Items from a figure collection:
====================
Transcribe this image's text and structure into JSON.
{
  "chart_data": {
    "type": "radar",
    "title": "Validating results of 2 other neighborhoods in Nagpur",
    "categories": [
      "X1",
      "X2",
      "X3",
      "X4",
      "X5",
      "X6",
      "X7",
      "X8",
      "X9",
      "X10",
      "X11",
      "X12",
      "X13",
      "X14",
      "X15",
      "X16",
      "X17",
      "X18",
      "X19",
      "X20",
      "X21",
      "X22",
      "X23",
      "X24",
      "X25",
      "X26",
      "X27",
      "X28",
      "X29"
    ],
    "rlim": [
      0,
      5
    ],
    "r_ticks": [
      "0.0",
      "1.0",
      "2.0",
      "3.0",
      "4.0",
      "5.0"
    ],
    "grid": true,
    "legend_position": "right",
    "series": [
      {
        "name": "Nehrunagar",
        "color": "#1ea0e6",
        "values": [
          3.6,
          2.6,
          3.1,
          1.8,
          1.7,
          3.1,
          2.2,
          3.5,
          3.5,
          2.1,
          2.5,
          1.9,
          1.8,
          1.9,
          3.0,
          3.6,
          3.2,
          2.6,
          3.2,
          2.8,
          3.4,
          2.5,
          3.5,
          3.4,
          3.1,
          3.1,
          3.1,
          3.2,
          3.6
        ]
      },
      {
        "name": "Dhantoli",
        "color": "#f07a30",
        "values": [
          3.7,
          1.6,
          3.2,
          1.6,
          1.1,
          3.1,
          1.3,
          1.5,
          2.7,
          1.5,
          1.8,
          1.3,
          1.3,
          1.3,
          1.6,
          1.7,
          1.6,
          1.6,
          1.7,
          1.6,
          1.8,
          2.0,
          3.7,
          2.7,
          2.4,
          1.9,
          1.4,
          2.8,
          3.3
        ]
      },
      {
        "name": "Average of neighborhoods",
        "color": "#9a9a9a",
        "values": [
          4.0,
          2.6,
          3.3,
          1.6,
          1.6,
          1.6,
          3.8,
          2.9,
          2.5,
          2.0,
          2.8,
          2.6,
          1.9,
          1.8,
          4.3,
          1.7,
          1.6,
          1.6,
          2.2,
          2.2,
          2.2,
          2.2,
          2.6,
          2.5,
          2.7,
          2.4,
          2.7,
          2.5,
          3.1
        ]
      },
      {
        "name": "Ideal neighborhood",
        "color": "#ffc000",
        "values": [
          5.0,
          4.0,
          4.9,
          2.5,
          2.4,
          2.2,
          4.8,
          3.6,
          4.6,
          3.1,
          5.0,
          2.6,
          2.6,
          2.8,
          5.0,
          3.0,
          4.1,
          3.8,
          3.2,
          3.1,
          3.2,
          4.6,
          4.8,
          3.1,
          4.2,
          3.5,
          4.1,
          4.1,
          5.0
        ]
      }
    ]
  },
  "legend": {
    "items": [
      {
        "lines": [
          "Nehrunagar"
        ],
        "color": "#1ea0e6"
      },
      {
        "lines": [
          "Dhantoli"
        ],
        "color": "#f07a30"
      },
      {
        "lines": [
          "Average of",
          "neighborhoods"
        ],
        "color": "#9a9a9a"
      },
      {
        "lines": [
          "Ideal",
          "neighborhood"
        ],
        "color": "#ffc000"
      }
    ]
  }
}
====================
Copy each line of the data exactly, leaving nothing out.

Transcribe this image's text and structure into JSON.
{
  "chart_data": {
    "type": "radar",
    "title": "Validating results of 2 other neighborhoods in Nagpur",
    "categories": [
      "X1",
      "X2",
      "X3",
      "X4",
      "X5",
      "X6",
      "X7",
      "X8",
      "X9",
      "X10",
      "X11",
      "X12",
      "X13",
      "X14",
      "X15",
      "X16",
      "X17",
      "X18",
      "X19",
      "X20",
      "X21",
      "X22",
      "X23",
      "X24",
      "X25",
      "X26",
      "X27",
      "X28",
      "X29"
    ],
    "rlim": [
      0,
      5
    ],
    "r_ticks": [
      "0.0",
      "1.0",
      "2.0",
      "3.0",
      "4.0",
      "5.0"
    ],
    "grid": true,
    "legend_position": "right",
    "series": [
      {
        "name": "Nehrunagar",
        "color": "#1ea0e6",
        "values": [
          3.6,
          2.6,
          3.1,
          1.8,
          1.7,
          3.1,
          2.2,
          3.5,
          3.5,
          2.1,
          2.5,
          1.9,
          1.8,
          1.9,
          3.0,
          3.6,
          3.2,
          2.6,
          3.2,
          2.8,
          3.4,
          2.5,
          3.5,
          3.4,
          3.1,
          3.1,
          3.1,
          3.2,
          3.6
        ]
      },
      {
        "name": "Dhantoli",
        "color": "#f07a30",
        "values": [
          3.7,
          1.6,
          3.2,
          1.6,
          1.1,
          3.1,
          1.3,
          1.5,
          2.7,
          1.5,
          1.8,
          1.3,
          1.3,
          1.3,
          1.6,
          1.7,
          1.6,
          1.6,
          1.7,
          1.6,
          1.8,
          2.0,
          3.7,
          2.7,
          2.4,
          1.9,
          1.4,
          2.8,
          3.3
        ]
      },
      {
        "name": "Average of neighborhoods",
        "color": "#9a9a9a",
        "values": [
          4.0,
          2.6,
          3.3,
          1.6,
          1.6,
          1.6,
          3.8,
          2.9,
          2.5,
          2.0,
          2.8,
          2.6,
          1.9,
          1.8,
          4.3,
          1.7,
          1.6,
          1.6,
          2.2,
          2.2,
          2.2,
          2.2,
          2.6,
          2.5,
          2.7,
          2.4,
          2.7,
          2.5,
          3.1
        ]
      },
      {
        "name": "Ideal neighborhood",
        "color": "#ffc000",
        "values": [
          5.0,
          4.0,
          4.9,
          2.5,
          2.4,
          2.2,
          4.8,
          3.6,
          4.6,
          3.1,
          5.0,
          2.6,
          2.6,
          2.8,
          5.0,
          3.0,
          4.1,
          3.8,
          3.2,
          3.1,
          3.2,
          4.6,
          4.8,
          3.1,
          4.2,
          3.5,
          4.1,
          4.1,
          5.0
        ]
      }
    ]
  },
  "legend": {
    "items": [
      {
        "lines": [
          "Nehrunagar"
        ],
        "color": "#1ea0e6"
      },
      {
        "lines": [
          "Dhantoli"
        ],
        "color": "#f07a30"
      },
      {
        "lines": [
          "Average of",
          "neighborhoods"
        ],
        "color": "#9a9a9a"
      },
      {
        "lines": [
          "Ideal",
          "neighborhood"
        ],
        "color": "#ffc000"
      }
    ]
  }
}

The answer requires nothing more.